### Material for this exercise
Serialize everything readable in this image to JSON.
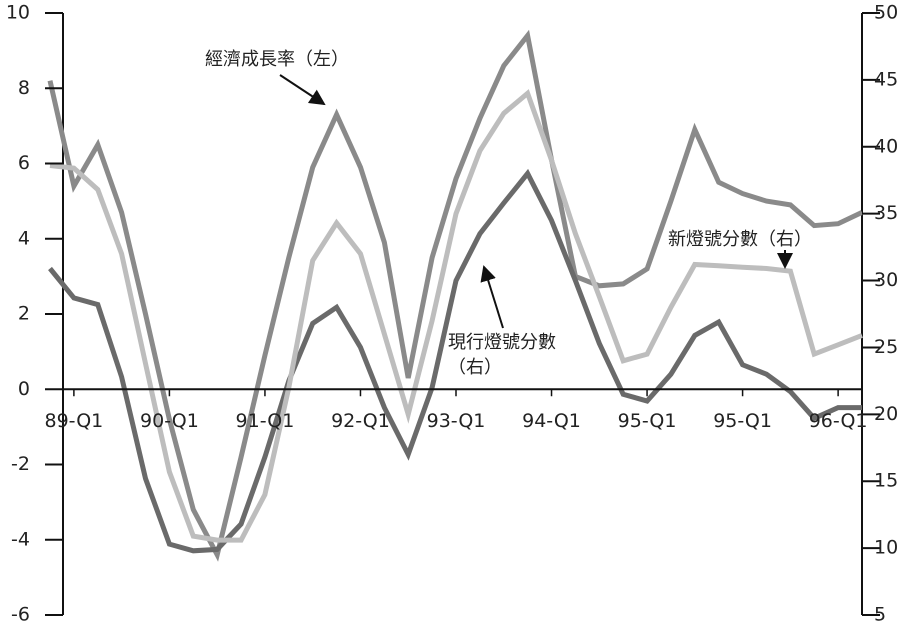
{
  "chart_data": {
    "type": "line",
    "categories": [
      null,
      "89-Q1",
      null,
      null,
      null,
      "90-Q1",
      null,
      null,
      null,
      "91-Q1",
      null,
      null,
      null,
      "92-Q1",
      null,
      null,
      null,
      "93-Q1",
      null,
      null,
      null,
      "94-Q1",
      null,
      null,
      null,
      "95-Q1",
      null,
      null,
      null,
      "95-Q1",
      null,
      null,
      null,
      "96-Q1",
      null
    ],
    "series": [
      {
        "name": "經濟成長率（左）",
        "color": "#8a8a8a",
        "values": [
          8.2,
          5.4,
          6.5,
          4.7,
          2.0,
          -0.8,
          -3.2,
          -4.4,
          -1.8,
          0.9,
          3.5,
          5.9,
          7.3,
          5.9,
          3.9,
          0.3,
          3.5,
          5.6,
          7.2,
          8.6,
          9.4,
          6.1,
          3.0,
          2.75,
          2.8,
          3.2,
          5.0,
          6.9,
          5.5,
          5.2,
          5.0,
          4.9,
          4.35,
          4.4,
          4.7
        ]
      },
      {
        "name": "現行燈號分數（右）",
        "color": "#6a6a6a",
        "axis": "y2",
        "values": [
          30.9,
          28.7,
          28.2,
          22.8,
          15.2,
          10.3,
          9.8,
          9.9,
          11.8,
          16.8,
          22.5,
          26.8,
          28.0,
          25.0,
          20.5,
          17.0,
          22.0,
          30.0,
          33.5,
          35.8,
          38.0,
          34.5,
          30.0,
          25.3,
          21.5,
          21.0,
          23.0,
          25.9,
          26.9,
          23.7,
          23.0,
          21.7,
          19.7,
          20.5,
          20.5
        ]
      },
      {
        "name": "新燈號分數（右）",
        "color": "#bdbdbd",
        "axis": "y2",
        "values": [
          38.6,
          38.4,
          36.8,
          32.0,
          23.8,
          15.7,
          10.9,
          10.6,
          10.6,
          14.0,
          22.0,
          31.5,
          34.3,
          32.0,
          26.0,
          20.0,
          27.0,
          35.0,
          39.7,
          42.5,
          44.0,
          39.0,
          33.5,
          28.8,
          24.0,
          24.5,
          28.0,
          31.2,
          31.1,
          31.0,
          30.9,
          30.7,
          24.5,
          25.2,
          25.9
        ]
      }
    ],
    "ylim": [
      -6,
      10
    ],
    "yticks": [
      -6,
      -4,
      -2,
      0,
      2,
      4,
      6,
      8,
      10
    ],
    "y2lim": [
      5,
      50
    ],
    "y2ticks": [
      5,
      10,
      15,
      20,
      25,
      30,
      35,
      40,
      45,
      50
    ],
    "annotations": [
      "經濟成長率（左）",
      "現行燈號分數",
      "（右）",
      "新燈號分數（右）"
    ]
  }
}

### Work to complete
Repeat the material verbatim. Do not carry over any picture.

### Final result
Serialize everything readable in this image to JSON.
{
  "chart_data": {
    "type": "line",
    "categories": [
      null,
      "89-Q1",
      null,
      null,
      null,
      "90-Q1",
      null,
      null,
      null,
      "91-Q1",
      null,
      null,
      null,
      "92-Q1",
      null,
      null,
      null,
      "93-Q1",
      null,
      null,
      null,
      "94-Q1",
      null,
      null,
      null,
      "95-Q1",
      null,
      null,
      null,
      "95-Q1",
      null,
      null,
      null,
      "96-Q1",
      null
    ],
    "series": [
      {
        "name": "經濟成長率（左）",
        "color": "#8a8a8a",
        "values": [
          8.2,
          5.4,
          6.5,
          4.7,
          2.0,
          -0.8,
          -3.2,
          -4.4,
          -1.8,
          0.9,
          3.5,
          5.9,
          7.3,
          5.9,
          3.9,
          0.3,
          3.5,
          5.6,
          7.2,
          8.6,
          9.4,
          6.1,
          3.0,
          2.75,
          2.8,
          3.2,
          5.0,
          6.9,
          5.5,
          5.2,
          5.0,
          4.9,
          4.35,
          4.4,
          4.7
        ]
      },
      {
        "name": "現行燈號分數（右）",
        "color": "#6a6a6a",
        "axis": "y2",
        "values": [
          30.9,
          28.7,
          28.2,
          22.8,
          15.2,
          10.3,
          9.8,
          9.9,
          11.8,
          16.8,
          22.5,
          26.8,
          28.0,
          25.0,
          20.5,
          17.0,
          22.0,
          30.0,
          33.5,
          35.8,
          38.0,
          34.5,
          30.0,
          25.3,
          21.5,
          21.0,
          23.0,
          25.9,
          26.9,
          23.7,
          23.0,
          21.7,
          19.7,
          20.5,
          20.5
        ]
      },
      {
        "name": "新燈號分數（右）",
        "color": "#bdbdbd",
        "axis": "y2",
        "values": [
          38.6,
          38.4,
          36.8,
          32.0,
          23.8,
          15.7,
          10.9,
          10.6,
          10.6,
          14.0,
          22.0,
          31.5,
          34.3,
          32.0,
          26.0,
          20.0,
          27.0,
          35.0,
          39.7,
          42.5,
          44.0,
          39.0,
          33.5,
          28.8,
          24.0,
          24.5,
          28.0,
          31.2,
          31.1,
          31.0,
          30.9,
          30.7,
          24.5,
          25.2,
          25.9
        ]
      }
    ],
    "ylim": [
      -6,
      10
    ],
    "yticks": [
      -6,
      -4,
      -2,
      0,
      2,
      4,
      6,
      8,
      10
    ],
    "y2lim": [
      5,
      50
    ],
    "y2ticks": [
      5,
      10,
      15,
      20,
      25,
      30,
      35,
      40,
      45,
      50
    ],
    "annotations": [
      "經濟成長率（左）",
      "現行燈號分數",
      "（右）",
      "新燈號分數（右）"
    ]
  }
}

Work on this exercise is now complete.